══ Dataset content ══

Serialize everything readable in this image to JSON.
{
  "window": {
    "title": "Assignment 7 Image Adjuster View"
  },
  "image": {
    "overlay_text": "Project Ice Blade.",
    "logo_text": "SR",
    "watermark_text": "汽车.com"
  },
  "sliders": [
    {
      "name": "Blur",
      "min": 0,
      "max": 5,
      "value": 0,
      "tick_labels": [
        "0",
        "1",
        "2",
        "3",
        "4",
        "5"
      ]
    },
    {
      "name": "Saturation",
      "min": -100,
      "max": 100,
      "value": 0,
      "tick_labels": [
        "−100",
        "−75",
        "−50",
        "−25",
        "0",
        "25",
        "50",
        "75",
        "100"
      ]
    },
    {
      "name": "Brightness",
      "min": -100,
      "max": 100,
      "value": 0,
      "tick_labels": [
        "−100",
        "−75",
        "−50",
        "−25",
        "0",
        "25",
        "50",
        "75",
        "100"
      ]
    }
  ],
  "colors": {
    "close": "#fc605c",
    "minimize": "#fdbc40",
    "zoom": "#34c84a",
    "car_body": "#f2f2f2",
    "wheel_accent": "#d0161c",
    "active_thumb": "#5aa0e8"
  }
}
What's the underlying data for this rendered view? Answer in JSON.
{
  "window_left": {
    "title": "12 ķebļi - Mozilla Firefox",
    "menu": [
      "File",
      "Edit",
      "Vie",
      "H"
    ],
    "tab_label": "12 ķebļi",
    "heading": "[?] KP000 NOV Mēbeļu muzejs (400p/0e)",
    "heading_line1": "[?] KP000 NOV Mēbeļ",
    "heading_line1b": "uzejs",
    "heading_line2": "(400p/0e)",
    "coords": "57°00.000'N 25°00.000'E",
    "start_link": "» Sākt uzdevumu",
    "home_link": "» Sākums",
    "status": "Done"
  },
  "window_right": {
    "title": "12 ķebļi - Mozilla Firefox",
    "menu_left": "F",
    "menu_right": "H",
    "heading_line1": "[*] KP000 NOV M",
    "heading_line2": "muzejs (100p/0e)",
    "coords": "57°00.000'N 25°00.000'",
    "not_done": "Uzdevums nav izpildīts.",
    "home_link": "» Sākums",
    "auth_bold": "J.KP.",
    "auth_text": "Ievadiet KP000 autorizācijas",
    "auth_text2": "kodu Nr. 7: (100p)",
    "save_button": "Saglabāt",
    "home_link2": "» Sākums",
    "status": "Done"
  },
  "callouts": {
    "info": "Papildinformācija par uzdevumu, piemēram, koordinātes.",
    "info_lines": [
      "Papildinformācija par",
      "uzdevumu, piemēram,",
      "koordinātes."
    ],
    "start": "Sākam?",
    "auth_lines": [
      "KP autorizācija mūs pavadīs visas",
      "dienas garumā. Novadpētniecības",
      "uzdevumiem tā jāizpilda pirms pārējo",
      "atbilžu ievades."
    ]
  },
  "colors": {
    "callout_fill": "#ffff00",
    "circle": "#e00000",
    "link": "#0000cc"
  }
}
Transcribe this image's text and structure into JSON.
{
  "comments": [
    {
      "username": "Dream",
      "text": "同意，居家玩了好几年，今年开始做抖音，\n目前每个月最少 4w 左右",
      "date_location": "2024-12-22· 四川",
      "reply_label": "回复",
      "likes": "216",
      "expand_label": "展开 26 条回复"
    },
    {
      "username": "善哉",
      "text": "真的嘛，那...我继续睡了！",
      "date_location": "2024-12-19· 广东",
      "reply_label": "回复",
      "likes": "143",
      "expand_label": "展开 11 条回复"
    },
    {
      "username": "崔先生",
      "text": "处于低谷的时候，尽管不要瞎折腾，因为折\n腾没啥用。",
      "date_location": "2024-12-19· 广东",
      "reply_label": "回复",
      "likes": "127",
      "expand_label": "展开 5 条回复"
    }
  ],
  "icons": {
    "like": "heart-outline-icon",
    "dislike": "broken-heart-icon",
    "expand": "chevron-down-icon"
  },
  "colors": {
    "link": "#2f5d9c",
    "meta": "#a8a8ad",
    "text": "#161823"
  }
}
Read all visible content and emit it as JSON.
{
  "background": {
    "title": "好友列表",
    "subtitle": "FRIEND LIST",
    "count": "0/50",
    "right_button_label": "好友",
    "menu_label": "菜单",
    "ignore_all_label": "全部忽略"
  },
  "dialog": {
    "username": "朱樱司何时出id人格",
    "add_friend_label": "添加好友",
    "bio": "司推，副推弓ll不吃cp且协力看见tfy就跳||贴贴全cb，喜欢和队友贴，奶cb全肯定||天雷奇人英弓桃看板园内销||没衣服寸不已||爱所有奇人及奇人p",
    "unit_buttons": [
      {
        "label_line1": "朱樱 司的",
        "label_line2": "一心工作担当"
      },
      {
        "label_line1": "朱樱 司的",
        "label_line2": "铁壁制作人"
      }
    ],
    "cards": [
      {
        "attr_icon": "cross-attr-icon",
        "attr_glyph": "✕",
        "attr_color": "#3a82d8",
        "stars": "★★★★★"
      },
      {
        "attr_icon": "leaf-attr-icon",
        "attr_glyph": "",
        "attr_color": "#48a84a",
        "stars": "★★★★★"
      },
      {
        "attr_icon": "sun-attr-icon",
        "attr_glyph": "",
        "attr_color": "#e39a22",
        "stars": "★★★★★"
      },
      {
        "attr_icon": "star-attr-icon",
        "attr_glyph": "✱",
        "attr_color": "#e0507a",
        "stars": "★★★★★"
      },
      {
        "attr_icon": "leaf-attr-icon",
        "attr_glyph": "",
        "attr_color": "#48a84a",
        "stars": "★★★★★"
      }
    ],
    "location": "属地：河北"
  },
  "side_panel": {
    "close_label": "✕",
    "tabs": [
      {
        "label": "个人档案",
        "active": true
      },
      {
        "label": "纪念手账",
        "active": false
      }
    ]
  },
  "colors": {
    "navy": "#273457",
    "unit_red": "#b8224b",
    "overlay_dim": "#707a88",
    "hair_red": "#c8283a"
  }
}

═══

What needs to be done = Gather each line in the data that holds the string "Papildinformācija".

Solution to the problem =
    "info": "Papildinformācija par uzdevumu, piemēram, koordinātes.",
      "Papildinformācija par",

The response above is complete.